▸ Brief:
The records below must be copied in full; omit the images.

Rows from a dataset:
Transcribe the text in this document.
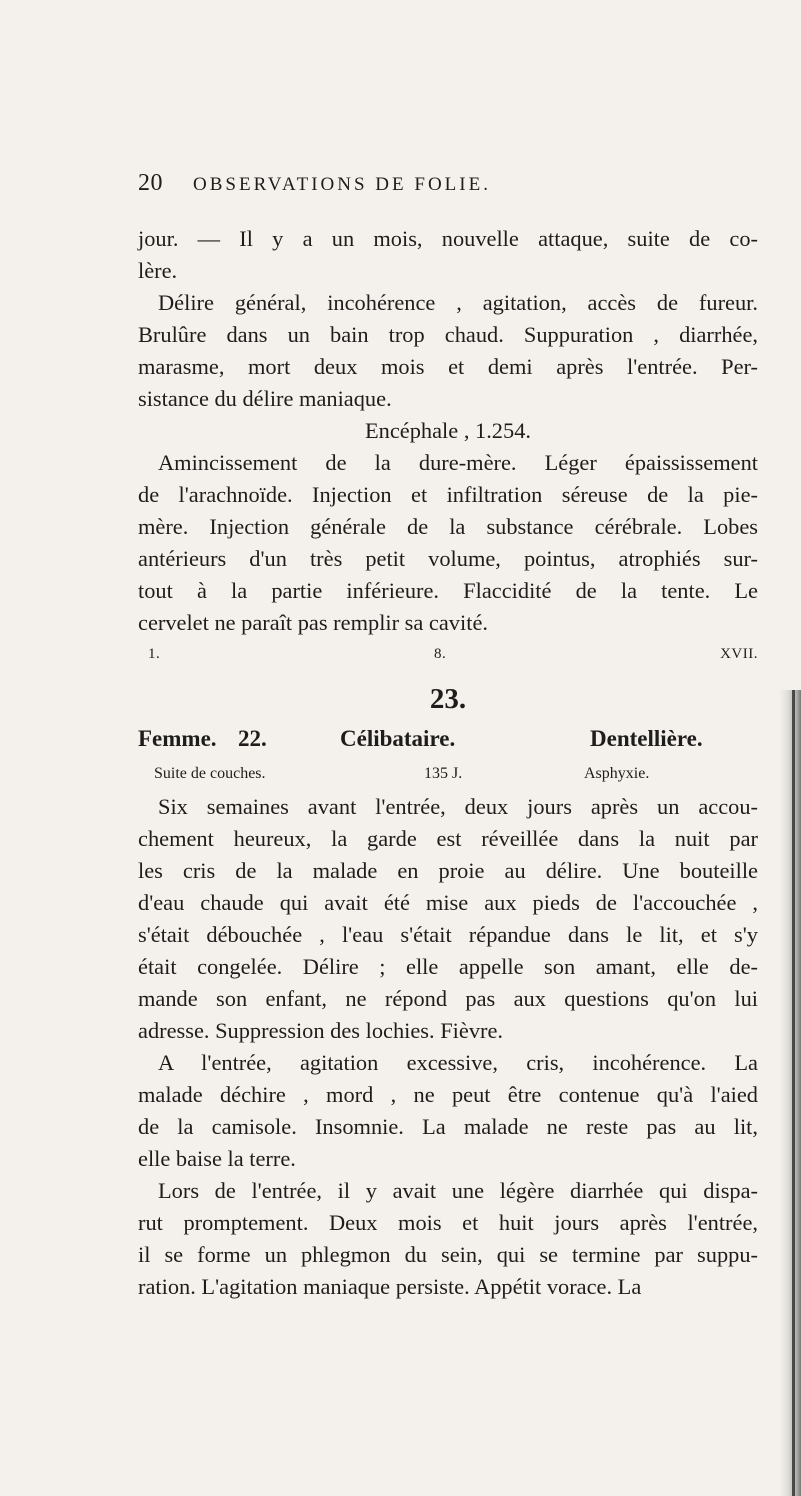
20 OBSERVATIONS DE FOLIE.
jour. — Il y a un mois, nouvelle attaque, suite de co-
lère.
Délire général, incohérence , agitation, accès de fureur.
Brulûre dans un bain trop chaud. Suppuration , diarrhée,
marasme, mort deux mois et demi après l'entrée. Per-
sistance du délire maniaque.
Encéphale , 1.254.
Amincissement de la dure-mère. Léger épaississement
de l'arachnoïde. Injection et infiltration séreuse de la pie-
mère. Injection générale de la substance cérébrale. Lobes
antérieurs d'un très petit volume, pointus, atrophiés sur-
tout à la partie inférieure. Flaccidité de la tente. Le
cervelet ne paraît pas remplir sa cavité.
1. 8. XVII.
23.
Femme. 22.	Célibataire.	Dentellière.
Suite de couches.	135 J.	Asphyxie.
Six semaines avant l'entrée, deux jours après un accou-
chement heureux, la garde est réveillée dans la nuit par
les cris de la malade en proie au délire. Une bouteille
d'eau chaude qui avait été mise aux pieds de l'accouchée ,
s'était débouchée , l'eau s'était répandue dans le lit, et s'y
était congelée. Délire ; elle appelle son amant, elle de-
mande son enfant, ne répond pas aux questions qu'on lui
adresse. Suppression des lochies. Fièvre.
A l'entrée, agitation excessive, cris, incohérence. La
malade déchire , mord , ne peut être contenue qu'à l'aied
de la camisole. Insomnie. La malade ne reste pas au lit,
elle baise la terre.
Lors de l'entrée, il y avait une légère diarrhée qui dispa-
rut promptement. Deux mois et huit jours après l'entrée,
il se forme un phlegmon du sein, qui se termine par suppu-
ration. L'agitation maniaque persiste. Appétit vorace. La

▸ Exercise solution:
Transcribe the text in this document.
20 OBSERVATIONS DE FOLIE.
jour. — Il y a un mois, nouvelle attaque, suite de co-
lère.
Délire général, incohérence , agitation, accès de fureur.
Brulûre dans un bain trop chaud. Suppuration , diarrhée,
marasme, mort deux mois et demi après l'entrée. Per-
sistance du délire maniaque.
Encéphale , 1.254.
Amincissement de la dure-mère. Léger épaississement
de l'arachnoïde. Injection et infiltration séreuse de la pie-
mère. Injection générale de la substance cérébrale. Lobes
antérieurs d'un très petit volume, pointus, atrophiés sur-
tout à la partie inférieure. Flaccidité de la tente. Le
cervelet ne paraît pas remplir sa cavité.
1. 8. XVII.
23.
Femme. 22.	Célibataire.	Dentellière.
Suite de couches.	135 J.	Asphyxie.
Six semaines avant l'entrée, deux jours après un accou-
chement heureux, la garde est réveillée dans la nuit par
les cris de la malade en proie au délire. Une bouteille
d'eau chaude qui avait été mise aux pieds de l'accouchée ,
s'était débouchée , l'eau s'était répandue dans le lit, et s'y
était congelée. Délire ; elle appelle son amant, elle de-
mande son enfant, ne répond pas aux questions qu'on lui
adresse. Suppression des lochies. Fièvre.
A l'entrée, agitation excessive, cris, incohérence. La
malade déchire , mord , ne peut être contenue qu'à l'aied
de la camisole. Insomnie. La malade ne reste pas au lit,
elle baise la terre.
Lors de l'entrée, il y avait une légère diarrhée qui dispa-
rut promptement. Deux mois et huit jours après l'entrée,
il se forme un phlegmon du sein, qui se termine par suppu-
ration. L'agitation maniaque persiste. Appétit vorace. La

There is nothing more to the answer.